* START Source records *

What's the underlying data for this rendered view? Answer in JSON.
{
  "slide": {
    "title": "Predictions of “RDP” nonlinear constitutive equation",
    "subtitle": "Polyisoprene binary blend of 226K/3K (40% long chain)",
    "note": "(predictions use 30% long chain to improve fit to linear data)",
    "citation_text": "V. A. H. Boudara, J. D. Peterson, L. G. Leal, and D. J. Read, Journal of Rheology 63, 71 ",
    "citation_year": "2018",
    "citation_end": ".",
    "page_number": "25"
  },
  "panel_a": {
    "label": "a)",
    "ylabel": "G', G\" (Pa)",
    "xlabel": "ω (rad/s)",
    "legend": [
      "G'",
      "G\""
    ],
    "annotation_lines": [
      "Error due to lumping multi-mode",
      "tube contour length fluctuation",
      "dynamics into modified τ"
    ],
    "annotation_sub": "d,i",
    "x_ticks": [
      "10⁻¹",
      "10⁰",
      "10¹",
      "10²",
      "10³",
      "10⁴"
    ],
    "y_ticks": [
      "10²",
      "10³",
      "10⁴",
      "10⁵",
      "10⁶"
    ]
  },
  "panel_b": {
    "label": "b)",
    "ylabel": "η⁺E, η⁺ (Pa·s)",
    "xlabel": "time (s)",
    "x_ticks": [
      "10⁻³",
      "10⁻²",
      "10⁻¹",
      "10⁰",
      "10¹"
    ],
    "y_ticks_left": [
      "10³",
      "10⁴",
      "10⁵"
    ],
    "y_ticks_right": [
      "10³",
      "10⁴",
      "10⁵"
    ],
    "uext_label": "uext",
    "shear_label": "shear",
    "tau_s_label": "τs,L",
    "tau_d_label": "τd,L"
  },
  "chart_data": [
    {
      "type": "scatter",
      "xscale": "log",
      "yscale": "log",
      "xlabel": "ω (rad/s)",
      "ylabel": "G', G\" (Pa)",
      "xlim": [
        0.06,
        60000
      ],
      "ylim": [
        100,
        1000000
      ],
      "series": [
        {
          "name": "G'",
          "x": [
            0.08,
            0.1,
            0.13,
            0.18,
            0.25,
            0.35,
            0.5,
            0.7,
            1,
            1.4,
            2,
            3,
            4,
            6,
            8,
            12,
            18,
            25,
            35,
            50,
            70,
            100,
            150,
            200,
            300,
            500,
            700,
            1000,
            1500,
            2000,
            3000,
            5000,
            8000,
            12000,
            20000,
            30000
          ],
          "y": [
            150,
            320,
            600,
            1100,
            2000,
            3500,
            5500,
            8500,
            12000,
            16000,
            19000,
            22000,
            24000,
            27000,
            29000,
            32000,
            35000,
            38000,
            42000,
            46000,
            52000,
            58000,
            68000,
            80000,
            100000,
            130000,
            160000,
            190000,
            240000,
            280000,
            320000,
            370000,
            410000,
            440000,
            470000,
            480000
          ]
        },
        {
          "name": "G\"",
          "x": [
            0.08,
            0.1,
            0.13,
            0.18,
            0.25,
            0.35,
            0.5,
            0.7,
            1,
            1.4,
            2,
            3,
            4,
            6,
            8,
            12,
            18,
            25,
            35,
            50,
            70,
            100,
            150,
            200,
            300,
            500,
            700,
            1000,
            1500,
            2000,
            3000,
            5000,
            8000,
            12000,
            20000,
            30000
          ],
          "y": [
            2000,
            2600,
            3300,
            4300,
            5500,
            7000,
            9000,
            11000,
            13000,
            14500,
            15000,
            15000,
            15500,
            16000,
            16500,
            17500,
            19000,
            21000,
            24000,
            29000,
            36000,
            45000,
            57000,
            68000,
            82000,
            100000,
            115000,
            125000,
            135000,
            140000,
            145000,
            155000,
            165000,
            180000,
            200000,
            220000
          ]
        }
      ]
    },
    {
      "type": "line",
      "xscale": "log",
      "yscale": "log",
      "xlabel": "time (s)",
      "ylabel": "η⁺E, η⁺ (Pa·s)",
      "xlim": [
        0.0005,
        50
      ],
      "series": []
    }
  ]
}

* END Source records *

> **Task statement**: Of the lines in the data above, how many contain the word "xlabel"? Give only that figure.

> **Solution to this task**: 4